Part of a data file:
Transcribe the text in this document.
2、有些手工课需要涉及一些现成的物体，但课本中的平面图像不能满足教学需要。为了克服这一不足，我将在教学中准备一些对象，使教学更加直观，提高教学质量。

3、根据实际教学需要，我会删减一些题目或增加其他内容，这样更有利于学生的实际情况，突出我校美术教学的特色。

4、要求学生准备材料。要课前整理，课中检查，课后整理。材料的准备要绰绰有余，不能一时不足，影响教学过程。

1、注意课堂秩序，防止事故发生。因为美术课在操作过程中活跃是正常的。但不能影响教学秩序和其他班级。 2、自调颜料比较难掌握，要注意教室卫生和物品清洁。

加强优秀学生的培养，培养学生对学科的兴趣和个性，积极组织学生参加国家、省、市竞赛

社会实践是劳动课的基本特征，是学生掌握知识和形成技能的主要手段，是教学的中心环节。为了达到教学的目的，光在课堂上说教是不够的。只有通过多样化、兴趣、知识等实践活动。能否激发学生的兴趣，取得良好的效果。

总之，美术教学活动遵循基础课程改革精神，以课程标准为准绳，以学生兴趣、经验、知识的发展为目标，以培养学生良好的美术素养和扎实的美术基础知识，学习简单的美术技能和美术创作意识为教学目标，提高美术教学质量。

...

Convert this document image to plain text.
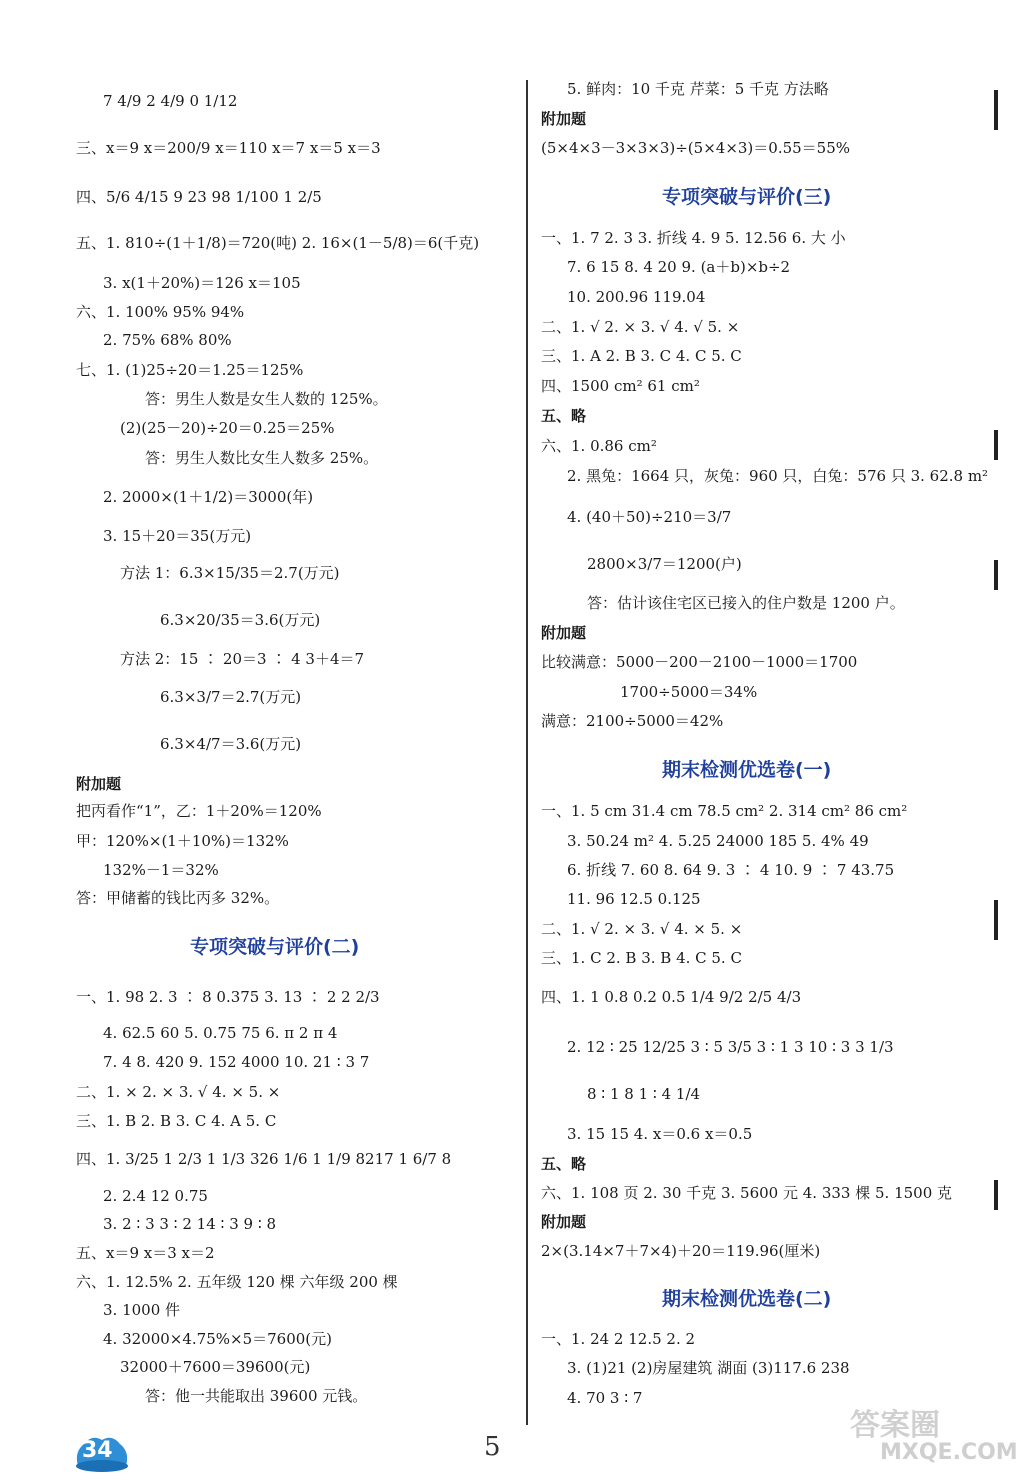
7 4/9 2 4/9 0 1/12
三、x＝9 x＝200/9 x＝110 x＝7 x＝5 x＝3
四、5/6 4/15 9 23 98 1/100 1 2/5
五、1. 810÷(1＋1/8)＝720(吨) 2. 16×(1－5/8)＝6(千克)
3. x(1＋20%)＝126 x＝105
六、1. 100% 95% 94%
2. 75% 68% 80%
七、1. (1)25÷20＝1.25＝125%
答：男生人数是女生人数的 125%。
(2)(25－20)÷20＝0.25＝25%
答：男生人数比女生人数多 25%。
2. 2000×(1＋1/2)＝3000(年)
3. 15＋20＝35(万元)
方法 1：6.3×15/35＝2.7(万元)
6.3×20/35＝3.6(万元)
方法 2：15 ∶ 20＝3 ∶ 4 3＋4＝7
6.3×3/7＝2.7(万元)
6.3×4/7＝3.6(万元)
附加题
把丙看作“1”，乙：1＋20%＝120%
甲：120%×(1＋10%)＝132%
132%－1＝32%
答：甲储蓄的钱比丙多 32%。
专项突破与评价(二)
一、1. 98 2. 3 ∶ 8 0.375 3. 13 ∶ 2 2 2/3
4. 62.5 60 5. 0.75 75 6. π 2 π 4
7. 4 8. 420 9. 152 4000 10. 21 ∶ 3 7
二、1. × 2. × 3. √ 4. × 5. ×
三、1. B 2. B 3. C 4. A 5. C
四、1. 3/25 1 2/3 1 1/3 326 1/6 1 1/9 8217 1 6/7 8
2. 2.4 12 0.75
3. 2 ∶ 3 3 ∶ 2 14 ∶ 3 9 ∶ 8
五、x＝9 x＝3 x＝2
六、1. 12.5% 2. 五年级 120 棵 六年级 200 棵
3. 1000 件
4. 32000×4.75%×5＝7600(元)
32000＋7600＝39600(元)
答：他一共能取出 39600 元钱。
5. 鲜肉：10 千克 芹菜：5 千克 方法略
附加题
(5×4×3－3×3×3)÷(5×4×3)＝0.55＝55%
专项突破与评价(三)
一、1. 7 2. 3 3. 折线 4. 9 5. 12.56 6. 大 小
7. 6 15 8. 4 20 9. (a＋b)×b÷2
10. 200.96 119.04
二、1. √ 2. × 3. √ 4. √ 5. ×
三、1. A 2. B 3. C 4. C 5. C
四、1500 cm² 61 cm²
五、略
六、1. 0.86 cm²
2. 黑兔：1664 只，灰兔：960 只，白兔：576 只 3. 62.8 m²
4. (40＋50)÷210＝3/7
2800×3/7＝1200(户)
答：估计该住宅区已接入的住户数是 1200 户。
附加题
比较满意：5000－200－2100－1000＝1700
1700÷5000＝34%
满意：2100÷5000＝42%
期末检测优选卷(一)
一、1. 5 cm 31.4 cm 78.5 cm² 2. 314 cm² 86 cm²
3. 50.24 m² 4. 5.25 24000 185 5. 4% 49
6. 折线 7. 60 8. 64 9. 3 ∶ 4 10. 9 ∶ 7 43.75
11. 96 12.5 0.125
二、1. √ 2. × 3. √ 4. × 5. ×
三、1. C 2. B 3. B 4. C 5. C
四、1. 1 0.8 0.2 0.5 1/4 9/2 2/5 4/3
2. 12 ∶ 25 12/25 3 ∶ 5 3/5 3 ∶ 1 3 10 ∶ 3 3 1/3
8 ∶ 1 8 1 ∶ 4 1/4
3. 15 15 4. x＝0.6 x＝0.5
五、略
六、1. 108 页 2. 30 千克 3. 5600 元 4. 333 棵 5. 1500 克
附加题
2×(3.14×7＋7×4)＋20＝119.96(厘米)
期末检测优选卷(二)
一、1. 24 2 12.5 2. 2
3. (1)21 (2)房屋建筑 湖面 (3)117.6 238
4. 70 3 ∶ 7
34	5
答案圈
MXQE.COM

## [What is required]
Track down every line of the material containing the string "text", and copy it.

## [Solution to the problem]
Transcribe the text in this document.
Convert this document image to plain text.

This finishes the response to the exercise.